◆ **DO THIS**
Look through the data below and return each line where "isentropic" appears.
+++ SOURCE RECORDS +++
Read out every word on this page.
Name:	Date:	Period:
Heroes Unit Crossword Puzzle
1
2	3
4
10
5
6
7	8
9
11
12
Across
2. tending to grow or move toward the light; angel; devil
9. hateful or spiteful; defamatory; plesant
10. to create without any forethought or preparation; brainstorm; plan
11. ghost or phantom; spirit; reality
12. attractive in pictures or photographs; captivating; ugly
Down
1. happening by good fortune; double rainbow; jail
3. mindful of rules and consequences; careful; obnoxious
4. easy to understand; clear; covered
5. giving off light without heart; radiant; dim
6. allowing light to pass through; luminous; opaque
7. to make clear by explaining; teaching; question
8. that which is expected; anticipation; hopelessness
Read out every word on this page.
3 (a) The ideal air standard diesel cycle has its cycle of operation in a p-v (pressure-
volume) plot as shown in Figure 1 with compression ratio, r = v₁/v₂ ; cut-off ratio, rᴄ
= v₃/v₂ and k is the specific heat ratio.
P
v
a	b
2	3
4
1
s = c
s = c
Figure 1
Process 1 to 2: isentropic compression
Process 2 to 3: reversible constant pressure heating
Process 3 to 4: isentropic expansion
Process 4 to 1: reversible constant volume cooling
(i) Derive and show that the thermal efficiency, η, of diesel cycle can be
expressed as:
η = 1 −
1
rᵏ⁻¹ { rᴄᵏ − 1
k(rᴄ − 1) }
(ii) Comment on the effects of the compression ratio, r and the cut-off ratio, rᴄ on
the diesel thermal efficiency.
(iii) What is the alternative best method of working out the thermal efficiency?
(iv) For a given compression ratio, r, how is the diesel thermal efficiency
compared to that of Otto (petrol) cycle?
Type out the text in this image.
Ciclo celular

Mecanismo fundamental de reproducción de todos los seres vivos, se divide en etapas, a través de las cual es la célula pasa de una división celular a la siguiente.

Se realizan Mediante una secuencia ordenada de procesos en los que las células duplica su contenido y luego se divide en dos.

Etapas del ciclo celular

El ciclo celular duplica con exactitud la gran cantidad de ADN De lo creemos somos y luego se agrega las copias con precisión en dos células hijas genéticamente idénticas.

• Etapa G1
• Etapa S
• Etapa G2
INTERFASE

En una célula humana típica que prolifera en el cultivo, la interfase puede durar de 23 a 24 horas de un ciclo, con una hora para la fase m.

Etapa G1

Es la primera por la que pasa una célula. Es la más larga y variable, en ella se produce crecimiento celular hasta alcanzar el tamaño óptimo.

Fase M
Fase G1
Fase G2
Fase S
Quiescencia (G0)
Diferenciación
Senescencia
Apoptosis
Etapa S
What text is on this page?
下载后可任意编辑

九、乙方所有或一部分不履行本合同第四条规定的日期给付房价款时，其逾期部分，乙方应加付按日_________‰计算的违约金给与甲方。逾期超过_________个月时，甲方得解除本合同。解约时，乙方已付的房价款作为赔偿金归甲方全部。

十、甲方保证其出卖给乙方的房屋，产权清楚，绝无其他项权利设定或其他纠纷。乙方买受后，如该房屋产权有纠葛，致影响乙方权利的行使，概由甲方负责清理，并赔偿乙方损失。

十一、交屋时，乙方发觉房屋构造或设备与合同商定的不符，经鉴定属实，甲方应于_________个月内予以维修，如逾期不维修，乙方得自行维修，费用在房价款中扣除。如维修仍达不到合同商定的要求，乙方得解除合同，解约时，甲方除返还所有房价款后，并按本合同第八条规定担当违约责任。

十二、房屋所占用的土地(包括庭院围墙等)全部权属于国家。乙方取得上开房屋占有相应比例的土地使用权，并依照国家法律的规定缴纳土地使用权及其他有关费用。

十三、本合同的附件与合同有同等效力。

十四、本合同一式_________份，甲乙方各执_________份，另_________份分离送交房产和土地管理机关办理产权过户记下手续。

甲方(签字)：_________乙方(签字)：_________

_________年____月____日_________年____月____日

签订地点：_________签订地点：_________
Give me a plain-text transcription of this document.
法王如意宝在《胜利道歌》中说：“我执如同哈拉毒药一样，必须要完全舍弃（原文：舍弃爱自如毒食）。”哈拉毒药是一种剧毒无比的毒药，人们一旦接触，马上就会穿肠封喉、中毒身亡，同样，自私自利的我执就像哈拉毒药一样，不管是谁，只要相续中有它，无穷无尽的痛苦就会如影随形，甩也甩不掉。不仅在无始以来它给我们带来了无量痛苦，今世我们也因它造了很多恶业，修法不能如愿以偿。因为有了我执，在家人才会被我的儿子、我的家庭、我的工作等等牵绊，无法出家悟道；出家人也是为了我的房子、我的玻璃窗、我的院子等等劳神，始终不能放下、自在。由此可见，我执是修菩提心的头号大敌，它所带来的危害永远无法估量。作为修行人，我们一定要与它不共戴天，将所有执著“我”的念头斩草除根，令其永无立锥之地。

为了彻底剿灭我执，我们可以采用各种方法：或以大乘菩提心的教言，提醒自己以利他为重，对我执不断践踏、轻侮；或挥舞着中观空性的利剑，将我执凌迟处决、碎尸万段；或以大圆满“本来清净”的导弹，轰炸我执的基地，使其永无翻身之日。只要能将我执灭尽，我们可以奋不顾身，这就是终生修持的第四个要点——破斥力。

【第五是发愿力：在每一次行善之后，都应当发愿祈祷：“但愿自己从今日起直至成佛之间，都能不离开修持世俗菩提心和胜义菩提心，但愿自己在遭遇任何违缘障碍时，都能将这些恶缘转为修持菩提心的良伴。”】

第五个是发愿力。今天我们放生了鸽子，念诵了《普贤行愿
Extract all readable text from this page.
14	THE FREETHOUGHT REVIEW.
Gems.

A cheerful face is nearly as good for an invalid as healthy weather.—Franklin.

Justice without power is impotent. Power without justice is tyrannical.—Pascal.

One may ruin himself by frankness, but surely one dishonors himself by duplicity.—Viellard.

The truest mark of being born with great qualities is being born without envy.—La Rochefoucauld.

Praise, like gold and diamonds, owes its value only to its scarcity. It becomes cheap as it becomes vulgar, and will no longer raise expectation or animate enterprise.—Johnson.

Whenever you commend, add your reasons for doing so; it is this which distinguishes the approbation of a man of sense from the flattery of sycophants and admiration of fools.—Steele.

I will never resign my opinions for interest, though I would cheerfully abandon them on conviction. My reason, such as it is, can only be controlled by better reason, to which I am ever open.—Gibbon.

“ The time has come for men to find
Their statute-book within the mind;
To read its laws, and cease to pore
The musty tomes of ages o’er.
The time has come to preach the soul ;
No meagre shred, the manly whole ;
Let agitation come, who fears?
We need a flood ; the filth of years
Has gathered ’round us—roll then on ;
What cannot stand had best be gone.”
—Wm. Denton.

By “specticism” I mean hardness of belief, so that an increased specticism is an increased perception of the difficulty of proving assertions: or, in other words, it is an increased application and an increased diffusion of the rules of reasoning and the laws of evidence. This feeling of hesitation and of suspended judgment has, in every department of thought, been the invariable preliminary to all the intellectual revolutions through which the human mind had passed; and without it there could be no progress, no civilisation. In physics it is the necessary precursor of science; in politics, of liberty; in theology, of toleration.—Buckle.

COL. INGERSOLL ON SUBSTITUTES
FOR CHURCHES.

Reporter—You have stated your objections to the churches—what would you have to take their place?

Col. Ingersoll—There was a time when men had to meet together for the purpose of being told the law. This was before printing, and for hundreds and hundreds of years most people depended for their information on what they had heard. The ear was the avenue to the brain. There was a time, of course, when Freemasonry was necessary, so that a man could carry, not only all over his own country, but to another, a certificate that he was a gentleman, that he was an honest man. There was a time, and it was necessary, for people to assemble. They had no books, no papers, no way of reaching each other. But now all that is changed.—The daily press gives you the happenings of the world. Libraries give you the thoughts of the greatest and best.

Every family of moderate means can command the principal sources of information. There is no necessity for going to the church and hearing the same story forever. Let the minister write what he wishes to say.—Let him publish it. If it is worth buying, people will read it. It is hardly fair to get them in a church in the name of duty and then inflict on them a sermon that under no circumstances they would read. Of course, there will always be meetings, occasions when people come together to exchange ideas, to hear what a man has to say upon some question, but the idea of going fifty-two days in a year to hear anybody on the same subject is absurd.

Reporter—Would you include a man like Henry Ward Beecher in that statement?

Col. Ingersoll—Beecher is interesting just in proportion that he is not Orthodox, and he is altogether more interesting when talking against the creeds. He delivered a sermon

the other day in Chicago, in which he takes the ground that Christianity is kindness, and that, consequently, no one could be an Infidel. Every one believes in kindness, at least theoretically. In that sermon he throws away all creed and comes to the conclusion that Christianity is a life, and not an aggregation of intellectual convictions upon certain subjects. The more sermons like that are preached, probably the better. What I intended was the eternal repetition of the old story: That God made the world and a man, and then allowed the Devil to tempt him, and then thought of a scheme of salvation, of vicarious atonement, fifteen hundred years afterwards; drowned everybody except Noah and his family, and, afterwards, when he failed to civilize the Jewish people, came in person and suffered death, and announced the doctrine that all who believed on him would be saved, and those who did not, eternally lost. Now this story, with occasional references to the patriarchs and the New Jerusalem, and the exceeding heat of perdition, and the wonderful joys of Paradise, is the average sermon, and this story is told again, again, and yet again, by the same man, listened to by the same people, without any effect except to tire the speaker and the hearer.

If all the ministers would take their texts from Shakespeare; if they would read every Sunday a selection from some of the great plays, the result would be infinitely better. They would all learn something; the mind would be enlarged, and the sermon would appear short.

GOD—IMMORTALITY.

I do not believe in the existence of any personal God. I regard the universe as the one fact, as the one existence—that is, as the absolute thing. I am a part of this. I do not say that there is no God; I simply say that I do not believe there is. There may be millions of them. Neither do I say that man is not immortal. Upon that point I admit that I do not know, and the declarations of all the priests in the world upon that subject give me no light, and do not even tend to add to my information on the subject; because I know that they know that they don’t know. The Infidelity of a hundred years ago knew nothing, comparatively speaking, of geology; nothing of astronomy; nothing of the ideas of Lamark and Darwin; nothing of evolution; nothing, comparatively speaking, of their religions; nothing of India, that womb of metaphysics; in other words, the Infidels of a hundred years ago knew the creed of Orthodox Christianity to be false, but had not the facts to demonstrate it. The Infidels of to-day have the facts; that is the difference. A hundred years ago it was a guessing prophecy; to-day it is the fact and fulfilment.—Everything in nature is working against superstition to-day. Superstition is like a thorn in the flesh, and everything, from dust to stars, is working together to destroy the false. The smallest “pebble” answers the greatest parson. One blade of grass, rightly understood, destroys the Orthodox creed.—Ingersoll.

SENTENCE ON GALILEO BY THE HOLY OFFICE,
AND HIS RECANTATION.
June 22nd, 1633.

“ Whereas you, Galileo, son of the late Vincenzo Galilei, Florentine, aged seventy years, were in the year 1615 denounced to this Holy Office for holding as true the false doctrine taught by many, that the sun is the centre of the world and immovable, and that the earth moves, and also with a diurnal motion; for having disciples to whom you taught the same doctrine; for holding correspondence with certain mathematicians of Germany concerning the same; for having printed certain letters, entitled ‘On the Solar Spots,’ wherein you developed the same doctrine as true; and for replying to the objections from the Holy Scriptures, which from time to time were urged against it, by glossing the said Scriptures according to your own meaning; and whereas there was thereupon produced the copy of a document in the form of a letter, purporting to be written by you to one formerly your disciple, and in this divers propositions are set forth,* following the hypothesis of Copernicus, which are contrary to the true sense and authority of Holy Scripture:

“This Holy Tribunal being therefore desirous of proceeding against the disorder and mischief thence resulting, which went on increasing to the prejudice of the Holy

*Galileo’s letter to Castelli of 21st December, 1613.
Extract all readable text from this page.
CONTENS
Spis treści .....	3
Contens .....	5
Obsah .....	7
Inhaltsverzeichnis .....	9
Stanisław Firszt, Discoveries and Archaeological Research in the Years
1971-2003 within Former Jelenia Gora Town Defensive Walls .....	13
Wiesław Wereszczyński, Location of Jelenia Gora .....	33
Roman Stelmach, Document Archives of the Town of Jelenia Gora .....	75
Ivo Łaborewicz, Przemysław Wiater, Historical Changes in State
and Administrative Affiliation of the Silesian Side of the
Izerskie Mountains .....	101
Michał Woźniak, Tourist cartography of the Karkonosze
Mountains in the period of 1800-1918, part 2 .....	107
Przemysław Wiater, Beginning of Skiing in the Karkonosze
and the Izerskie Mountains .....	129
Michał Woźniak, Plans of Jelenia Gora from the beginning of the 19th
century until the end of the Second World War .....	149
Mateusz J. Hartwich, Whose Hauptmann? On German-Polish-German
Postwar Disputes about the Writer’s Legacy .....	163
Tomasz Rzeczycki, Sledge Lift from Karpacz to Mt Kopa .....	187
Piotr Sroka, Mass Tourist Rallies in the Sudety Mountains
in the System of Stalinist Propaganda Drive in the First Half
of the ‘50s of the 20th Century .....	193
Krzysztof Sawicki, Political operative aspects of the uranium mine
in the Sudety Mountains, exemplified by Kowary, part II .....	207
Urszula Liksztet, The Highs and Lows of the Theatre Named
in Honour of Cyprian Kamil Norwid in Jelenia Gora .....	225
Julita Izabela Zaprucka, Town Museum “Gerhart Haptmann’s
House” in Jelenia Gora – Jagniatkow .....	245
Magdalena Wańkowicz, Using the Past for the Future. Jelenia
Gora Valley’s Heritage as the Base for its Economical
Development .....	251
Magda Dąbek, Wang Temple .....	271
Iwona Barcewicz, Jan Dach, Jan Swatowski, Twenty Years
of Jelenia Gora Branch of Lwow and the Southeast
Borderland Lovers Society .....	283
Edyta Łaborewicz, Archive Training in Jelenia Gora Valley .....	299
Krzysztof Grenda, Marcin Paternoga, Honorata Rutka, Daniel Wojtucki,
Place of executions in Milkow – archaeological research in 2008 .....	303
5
+++
◆ **TASK ANSWER**
Process 1 to 2: isentropic compression
Process 3 to 4: isentropic expansion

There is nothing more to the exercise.